Items listed in a dataset:
──────────

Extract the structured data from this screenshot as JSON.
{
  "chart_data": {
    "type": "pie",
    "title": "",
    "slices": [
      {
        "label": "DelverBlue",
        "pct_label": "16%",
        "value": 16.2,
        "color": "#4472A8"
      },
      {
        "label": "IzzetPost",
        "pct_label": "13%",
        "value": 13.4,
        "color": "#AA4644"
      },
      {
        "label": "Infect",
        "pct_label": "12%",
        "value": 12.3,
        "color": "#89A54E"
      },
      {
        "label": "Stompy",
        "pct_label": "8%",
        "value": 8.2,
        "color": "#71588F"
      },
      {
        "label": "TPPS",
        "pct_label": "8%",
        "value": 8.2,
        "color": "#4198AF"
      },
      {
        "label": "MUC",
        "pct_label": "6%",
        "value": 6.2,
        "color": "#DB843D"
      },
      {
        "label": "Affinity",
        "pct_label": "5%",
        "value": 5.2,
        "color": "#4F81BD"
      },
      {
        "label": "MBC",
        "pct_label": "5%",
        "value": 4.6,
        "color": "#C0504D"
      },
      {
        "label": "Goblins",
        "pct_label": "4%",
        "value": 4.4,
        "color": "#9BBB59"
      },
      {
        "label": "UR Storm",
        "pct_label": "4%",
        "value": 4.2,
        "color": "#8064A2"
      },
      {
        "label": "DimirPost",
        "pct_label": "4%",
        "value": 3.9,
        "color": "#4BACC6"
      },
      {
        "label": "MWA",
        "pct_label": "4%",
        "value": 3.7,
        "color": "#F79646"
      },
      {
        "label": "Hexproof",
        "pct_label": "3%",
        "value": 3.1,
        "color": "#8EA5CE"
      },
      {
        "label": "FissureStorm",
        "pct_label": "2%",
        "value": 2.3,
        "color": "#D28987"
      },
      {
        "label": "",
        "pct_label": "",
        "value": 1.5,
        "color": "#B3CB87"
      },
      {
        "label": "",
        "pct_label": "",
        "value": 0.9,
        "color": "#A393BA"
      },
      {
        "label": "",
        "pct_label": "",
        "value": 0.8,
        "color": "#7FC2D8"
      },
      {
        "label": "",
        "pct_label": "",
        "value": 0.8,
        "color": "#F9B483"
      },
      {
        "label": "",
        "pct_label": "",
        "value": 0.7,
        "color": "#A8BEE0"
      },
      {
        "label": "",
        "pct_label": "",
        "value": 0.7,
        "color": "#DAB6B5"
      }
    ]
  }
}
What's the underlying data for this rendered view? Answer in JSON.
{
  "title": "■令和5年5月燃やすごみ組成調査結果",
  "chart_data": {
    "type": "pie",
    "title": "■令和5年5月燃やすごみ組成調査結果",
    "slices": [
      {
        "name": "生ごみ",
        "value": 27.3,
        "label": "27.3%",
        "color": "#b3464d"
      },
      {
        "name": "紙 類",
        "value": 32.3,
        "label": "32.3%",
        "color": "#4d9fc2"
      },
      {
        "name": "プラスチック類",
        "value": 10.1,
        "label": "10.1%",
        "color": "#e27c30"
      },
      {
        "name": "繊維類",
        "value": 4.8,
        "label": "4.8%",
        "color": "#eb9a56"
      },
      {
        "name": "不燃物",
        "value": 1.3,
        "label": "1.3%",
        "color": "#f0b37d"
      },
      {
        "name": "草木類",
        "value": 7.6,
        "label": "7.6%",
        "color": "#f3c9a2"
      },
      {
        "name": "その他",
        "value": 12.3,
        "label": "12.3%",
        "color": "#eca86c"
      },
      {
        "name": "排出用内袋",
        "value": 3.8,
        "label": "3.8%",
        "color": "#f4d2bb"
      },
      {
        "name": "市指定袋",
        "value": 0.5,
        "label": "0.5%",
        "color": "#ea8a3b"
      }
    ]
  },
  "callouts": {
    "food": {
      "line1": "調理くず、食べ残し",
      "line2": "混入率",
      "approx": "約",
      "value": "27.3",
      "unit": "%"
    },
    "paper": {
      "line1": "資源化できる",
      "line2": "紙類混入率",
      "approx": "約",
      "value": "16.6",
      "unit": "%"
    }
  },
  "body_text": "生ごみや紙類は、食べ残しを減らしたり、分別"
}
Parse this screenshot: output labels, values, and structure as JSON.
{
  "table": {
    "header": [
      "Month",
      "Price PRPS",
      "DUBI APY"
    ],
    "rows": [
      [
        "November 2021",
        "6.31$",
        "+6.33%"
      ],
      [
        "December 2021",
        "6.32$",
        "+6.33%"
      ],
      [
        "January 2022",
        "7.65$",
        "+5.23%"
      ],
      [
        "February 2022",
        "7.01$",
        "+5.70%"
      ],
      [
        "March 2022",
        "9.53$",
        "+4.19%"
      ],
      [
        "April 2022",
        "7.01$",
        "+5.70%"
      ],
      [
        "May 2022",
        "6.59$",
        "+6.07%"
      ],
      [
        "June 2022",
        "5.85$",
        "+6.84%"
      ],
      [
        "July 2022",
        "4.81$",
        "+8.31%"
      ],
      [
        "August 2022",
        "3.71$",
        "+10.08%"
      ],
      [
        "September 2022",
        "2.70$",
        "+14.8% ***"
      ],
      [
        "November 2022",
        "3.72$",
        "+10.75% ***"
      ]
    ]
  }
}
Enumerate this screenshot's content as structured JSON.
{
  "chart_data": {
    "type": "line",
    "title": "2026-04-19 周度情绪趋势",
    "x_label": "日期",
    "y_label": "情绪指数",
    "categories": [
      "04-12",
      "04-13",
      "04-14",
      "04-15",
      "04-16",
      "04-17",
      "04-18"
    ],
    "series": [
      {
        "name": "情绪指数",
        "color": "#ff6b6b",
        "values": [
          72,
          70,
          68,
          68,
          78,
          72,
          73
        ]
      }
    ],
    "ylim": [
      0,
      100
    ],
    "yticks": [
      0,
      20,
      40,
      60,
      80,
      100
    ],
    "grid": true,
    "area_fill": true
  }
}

──────────

Where a line in the entries holds "screenshot", copy that line.

Finished task:
Extract the structured data from this screenshot as JSON.
Parse this screenshot: output labels, values, and structure as JSON.
Enumerate this screenshot's content as structured JSON.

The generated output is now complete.